SUPPLIED RECORDS ->
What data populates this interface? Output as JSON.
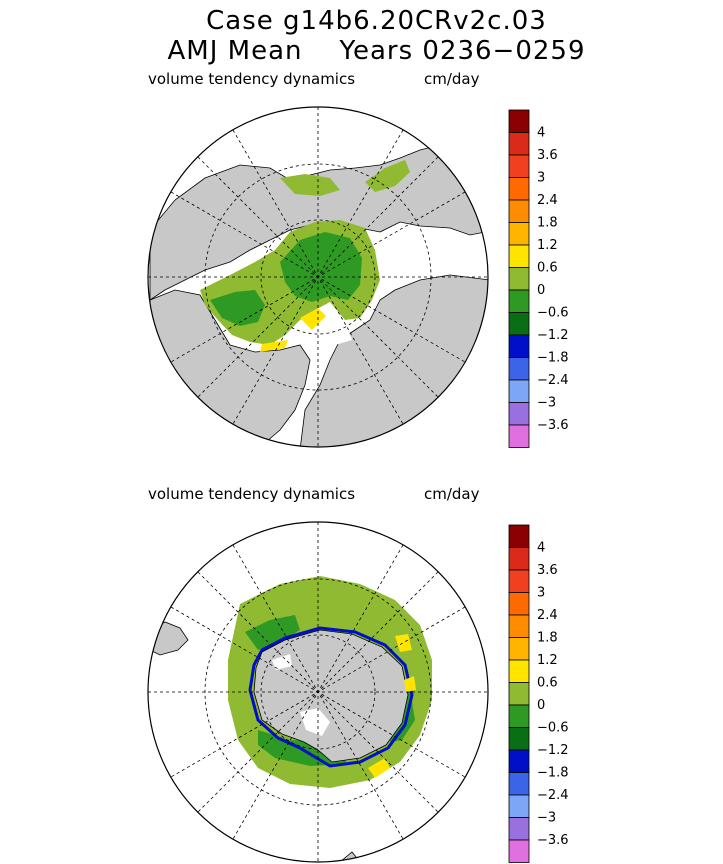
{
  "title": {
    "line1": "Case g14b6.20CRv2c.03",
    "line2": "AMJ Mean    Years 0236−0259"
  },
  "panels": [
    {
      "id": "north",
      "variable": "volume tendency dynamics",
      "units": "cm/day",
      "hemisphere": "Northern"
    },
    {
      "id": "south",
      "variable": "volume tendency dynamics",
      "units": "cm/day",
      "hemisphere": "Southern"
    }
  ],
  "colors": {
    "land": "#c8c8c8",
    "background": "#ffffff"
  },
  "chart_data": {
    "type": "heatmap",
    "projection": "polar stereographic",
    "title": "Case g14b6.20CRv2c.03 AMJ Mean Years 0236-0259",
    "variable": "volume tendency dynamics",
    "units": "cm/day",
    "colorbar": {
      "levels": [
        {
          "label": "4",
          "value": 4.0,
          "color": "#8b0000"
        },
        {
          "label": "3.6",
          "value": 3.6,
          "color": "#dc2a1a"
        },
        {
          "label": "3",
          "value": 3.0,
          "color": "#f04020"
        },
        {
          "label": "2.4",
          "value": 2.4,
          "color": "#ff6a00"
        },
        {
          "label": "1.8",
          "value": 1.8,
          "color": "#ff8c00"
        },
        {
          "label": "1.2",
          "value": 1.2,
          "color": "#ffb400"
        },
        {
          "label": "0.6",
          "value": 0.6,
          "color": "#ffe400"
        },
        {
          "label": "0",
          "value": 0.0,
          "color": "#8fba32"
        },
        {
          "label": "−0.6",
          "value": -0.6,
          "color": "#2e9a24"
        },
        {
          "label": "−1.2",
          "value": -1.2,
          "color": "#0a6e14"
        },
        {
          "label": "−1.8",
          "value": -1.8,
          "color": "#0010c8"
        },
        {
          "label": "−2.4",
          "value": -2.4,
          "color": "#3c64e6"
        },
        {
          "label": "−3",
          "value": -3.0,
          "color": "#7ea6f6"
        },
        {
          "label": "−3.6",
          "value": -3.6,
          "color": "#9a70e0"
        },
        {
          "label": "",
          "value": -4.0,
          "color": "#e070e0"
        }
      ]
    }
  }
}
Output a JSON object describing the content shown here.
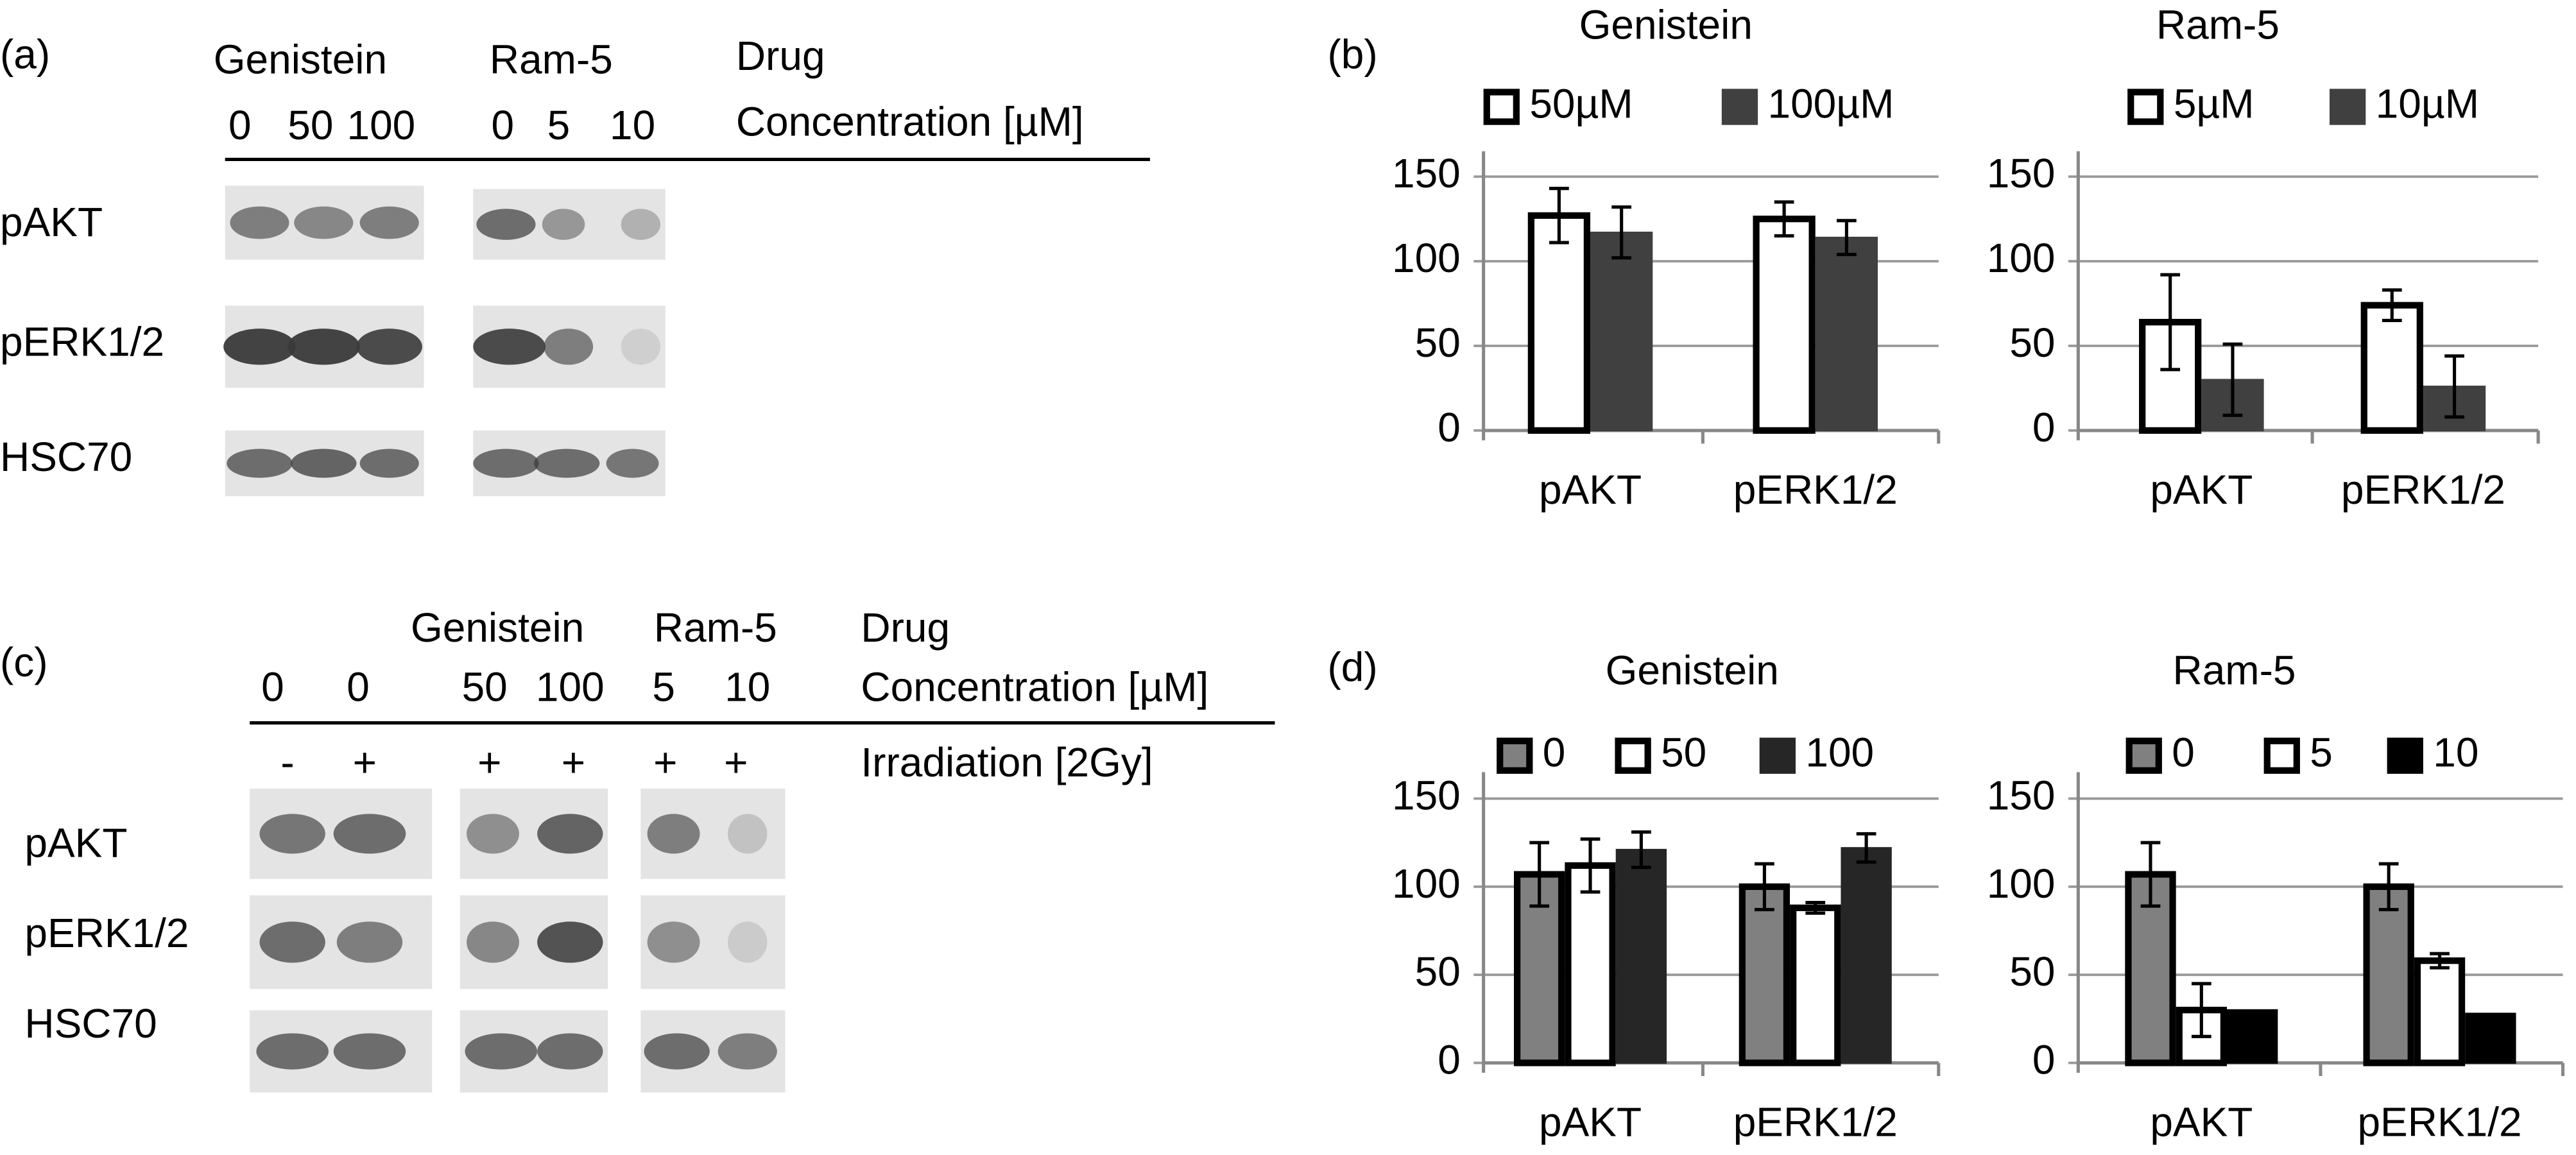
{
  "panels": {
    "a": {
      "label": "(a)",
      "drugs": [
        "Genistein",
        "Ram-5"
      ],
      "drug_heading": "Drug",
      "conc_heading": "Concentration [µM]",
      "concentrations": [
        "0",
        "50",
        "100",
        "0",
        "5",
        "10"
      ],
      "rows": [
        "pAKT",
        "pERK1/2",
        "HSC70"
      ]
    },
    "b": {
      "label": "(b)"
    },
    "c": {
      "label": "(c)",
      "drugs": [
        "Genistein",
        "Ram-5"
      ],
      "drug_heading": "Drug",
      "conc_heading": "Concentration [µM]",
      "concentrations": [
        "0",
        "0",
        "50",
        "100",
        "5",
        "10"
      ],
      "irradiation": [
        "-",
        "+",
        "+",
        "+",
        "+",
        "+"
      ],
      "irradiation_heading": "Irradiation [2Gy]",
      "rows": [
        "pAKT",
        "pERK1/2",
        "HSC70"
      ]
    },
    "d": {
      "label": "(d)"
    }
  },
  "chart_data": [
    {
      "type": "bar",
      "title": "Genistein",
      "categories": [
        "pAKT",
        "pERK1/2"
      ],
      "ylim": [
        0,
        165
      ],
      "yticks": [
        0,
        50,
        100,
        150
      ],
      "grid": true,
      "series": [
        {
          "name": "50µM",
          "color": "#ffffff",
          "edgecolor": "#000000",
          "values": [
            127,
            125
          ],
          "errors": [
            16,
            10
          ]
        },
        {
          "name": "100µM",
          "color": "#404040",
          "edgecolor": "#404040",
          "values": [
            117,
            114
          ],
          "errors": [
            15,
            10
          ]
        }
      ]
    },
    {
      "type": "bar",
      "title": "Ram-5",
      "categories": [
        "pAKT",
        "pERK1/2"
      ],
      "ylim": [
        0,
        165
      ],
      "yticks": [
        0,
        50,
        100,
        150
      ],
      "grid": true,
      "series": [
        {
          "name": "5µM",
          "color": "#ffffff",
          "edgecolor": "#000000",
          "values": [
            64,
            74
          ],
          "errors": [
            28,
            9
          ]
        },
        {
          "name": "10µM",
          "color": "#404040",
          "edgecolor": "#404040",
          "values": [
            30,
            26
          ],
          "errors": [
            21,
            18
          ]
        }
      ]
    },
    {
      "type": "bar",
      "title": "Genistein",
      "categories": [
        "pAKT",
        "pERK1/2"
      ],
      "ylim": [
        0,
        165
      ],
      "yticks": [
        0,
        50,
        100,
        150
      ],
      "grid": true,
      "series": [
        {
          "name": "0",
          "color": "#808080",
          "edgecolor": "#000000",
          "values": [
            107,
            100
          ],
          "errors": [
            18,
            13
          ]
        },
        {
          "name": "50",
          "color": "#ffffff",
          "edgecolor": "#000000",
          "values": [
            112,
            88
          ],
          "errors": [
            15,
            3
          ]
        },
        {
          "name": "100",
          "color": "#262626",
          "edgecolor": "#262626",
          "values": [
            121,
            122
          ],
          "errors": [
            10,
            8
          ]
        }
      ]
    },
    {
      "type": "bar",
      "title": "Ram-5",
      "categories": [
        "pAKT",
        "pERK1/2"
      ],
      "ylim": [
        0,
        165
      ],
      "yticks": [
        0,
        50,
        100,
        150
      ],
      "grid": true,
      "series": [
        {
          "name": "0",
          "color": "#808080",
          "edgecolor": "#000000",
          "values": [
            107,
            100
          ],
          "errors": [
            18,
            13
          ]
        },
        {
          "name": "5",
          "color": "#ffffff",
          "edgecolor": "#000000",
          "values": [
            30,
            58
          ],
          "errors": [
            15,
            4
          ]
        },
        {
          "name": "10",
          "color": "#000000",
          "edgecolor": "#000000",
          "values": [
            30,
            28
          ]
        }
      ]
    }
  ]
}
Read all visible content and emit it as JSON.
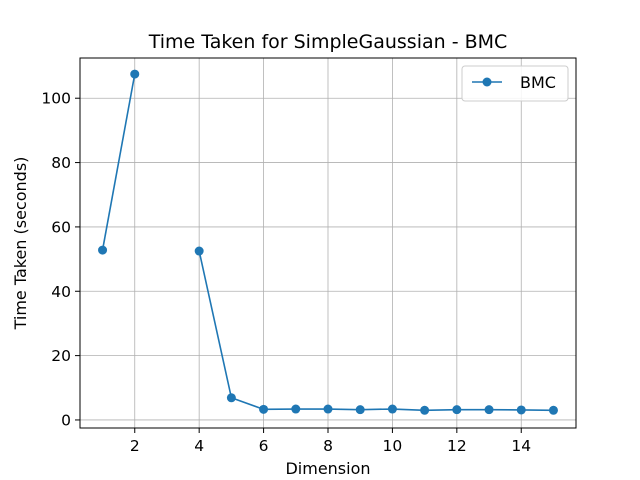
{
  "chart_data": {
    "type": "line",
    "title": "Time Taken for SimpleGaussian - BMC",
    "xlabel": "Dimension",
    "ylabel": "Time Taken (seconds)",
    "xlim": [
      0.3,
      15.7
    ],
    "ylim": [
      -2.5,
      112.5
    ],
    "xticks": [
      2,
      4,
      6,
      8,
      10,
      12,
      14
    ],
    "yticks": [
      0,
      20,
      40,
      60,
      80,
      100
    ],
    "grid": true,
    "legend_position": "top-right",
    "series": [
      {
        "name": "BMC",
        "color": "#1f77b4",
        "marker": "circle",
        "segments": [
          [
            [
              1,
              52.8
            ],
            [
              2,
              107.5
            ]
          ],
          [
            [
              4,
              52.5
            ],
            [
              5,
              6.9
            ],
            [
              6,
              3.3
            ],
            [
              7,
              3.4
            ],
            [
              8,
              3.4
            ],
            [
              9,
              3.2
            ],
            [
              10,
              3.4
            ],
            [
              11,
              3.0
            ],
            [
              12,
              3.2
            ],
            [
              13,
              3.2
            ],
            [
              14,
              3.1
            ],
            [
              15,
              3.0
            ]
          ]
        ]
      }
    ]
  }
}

YOUR TASK -> Leave out the pictures and output the rest of the material exactly as written.

RESULT FOR THIS TASK ->
What data populates this interface? Output as JSON.
{
  "title": {
    "line1": "Case g14b6.20CRv2c.03",
    "line2": "AMJ Mean    Years 0236−0259"
  },
  "panels": [
    {
      "id": "north",
      "variable": "volume tendency dynamics",
      "units": "cm/day",
      "hemisphere": "Northern"
    },
    {
      "id": "south",
      "variable": "volume tendency dynamics",
      "units": "cm/day",
      "hemisphere": "Southern"
    }
  ],
  "colors": {
    "land": "#c8c8c8",
    "background": "#ffffff"
  },
  "chart_data": {
    "type": "heatmap",
    "projection": "polar stereographic",
    "title": "Case g14b6.20CRv2c.03 AMJ Mean Years 0236-0259",
    "variable": "volume tendency dynamics",
    "units": "cm/day",
    "colorbar": {
      "levels": [
        {
          "label": "4",
          "value": 4.0,
          "color": "#8b0000"
        },
        {
          "label": "3.6",
          "value": 3.6,
          "color": "#dc2a1a"
        },
        {
          "label": "3",
          "value": 3.0,
          "color": "#f04020"
        },
        {
          "label": "2.4",
          "value": 2.4,
          "color": "#ff6a00"
        },
        {
          "label": "1.8",
          "value": 1.8,
          "color": "#ff8c00"
        },
        {
          "label": "1.2",
          "value": 1.2,
          "color": "#ffb400"
        },
        {
          "label": "0.6",
          "value": 0.6,
          "color": "#ffe400"
        },
        {
          "label": "0",
          "value": 0.0,
          "color": "#8fba32"
        },
        {
          "label": "−0.6",
          "value": -0.6,
          "color": "#2e9a24"
        },
        {
          "label": "−1.2",
          "value": -1.2,
          "color": "#0a6e14"
        },
        {
          "label": "−1.8",
          "value": -1.8,
          "color": "#0010c8"
        },
        {
          "label": "−2.4",
          "value": -2.4,
          "color": "#3c64e6"
        },
        {
          "label": "−3",
          "value": -3.0,
          "color": "#7ea6f6"
        },
        {
          "label": "−3.6",
          "value": -3.6,
          "color": "#9a70e0"
        },
        {
          "label": "",
          "value": -4.0,
          "color": "#e070e0"
        }
      ]
    }
  }
}
Output a JSON object describing the content shown here.
{
  "panels": {
    "a": {
      "label": "(a)",
      "drugs": [
        "Genistein",
        "Ram-5"
      ],
      "drug_heading": "Drug",
      "conc_heading": "Concentration [µM]",
      "concentrations": [
        "0",
        "50",
        "100",
        "0",
        "5",
        "10"
      ],
      "rows": [
        "pAKT",
        "pERK1/2",
        "HSC70"
      ]
    },
    "b": {
      "label": "(b)"
    },
    "c": {
      "label": "(c)",
      "drugs": [
        "Genistein",
        "Ram-5"
      ],
      "drug_heading": "Drug",
      "conc_heading": "Concentration [µM]",
      "concentrations": [
        "0",
        "0",
        "50",
        "100",
        "5",
        "10"
      ],
      "irradiation": [
        "-",
        "+",
        "+",
        "+",
        "+",
        "+"
      ],
      "irradiation_heading": "Irradiation [2Gy]",
      "rows": [
        "pAKT",
        "pERK1/2",
        "HSC70"
      ]
    },
    "d": {
      "label": "(d)"
    }
  },
  "chart_data": [
    {
      "type": "bar",
      "title": "Genistein",
      "categories": [
        "pAKT",
        "pERK1/2"
      ],
      "ylim": [
        0,
        165
      ],
      "yticks": [
        0,
        50,
        100,
        150
      ],
      "grid": true,
      "series": [
        {
          "name": "50µM",
          "color": "#ffffff",
          "edgecolor": "#000000",
          "values": [
            127,
            125
          ],
          "errors": [
            16,
            10
          ]
        },
        {
          "name": "100µM",
          "color": "#404040",
          "edgecolor": "#404040",
          "values": [
            117,
            114
          ],
          "errors": [
            15,
            10
          ]
        }
      ]
    },
    {
      "type": "bar",
      "title": "Ram-5",
      "categories": [
        "pAKT",
        "pERK1/2"
      ],
      "ylim": [
        0,
        165
      ],
      "yticks": [
        0,
        50,
        100,
        150
      ],
      "grid": true,
      "series": [
        {
          "name": "5µM",
          "color": "#ffffff",
          "edgecolor": "#000000",
          "values": [
            64,
            74
          ],
          "errors": [
            28,
            9
          ]
        },
        {
          "name": "10µM",
          "color": "#404040",
          "edgecolor": "#404040",
          "values": [
            30,
            26
          ],
          "errors": [
            21,
            18
          ]
        }
      ]
    },
    {
      "type": "bar",
      "title": "Genistein",
      "categories": [
        "pAKT",
        "pERK1/2"
      ],
      "ylim": [
        0,
        165
      ],
      "yticks": [
        0,
        50,
        100,
        150
      ],
      "grid": true,
      "series": [
        {
          "name": "0",
          "color": "#808080",
          "edgecolor": "#000000",
          "values": [
            107,
            100
          ],
          "errors": [
            18,
            13
          ]
        },
        {
          "name": "50",
          "color": "#ffffff",
          "edgecolor": "#000000",
          "values": [
            112,
            88
          ],
          "errors": [
            15,
            3
          ]
        },
        {
          "name": "100",
          "color": "#262626",
          "edgecolor": "#262626",
          "values": [
            121,
            122
          ],
          "errors": [
            10,
            8
          ]
        }
      ]
    },
    {
      "type": "bar",
      "title": "Ram-5",
      "categories": [
        "pAKT",
        "pERK1/2"
      ],
      "ylim": [
        0,
        165
      ],
      "yticks": [
        0,
        50,
        100,
        150
      ],
      "grid": true,
      "series": [
        {
          "name": "0",
          "color": "#808080",
          "edgecolor": "#000000",
          "values": [
            107,
            100
          ],
          "errors": [
            18,
            13
          ]
        },
        {
          "name": "5",
          "color": "#ffffff",
          "edgecolor": "#000000",
          "values": [
            30,
            58
          ],
          "errors": [
            15,
            4
          ]
        },
        {
          "name": "10",
          "color": "#000000",
          "edgecolor": "#000000",
          "values": [
            30,
            28
          ]
        }
      ]
    }
  ]
}
Read all visible content and emit it as JSON.
{
  "chart_data": {
    "type": "line",
    "title": "Time Taken for SimpleGaussian - BMC",
    "xlabel": "Dimension",
    "ylabel": "Time Taken (seconds)",
    "xlim": [
      0.3,
      15.7
    ],
    "ylim": [
      -2.5,
      112.5
    ],
    "xticks": [
      2,
      4,
      6,
      8,
      10,
      12,
      14
    ],
    "yticks": [
      0,
      20,
      40,
      60,
      80,
      100
    ],
    "grid": true,
    "legend_position": "top-right",
    "series": [
      {
        "name": "BMC",
        "color": "#1f77b4",
        "marker": "circle",
        "segments": [
          [
            [
              1,
              52.8
            ],
            [
              2,
              107.5
            ]
          ],
          [
            [
              4,
              52.5
            ],
            [
              5,
              6.9
            ],
            [
              6,
              3.3
            ],
            [
              7,
              3.4
            ],
            [
              8,
              3.4
            ],
            [
              9,
              3.2
            ],
            [
              10,
              3.4
            ],
            [
              11,
              3.0
            ],
            [
              12,
              3.2
            ],
            [
              13,
              3.2
            ],
            [
              14,
              3.1
            ],
            [
              15,
              3.0
            ]
          ]
        ]
      }
    ]
  }
}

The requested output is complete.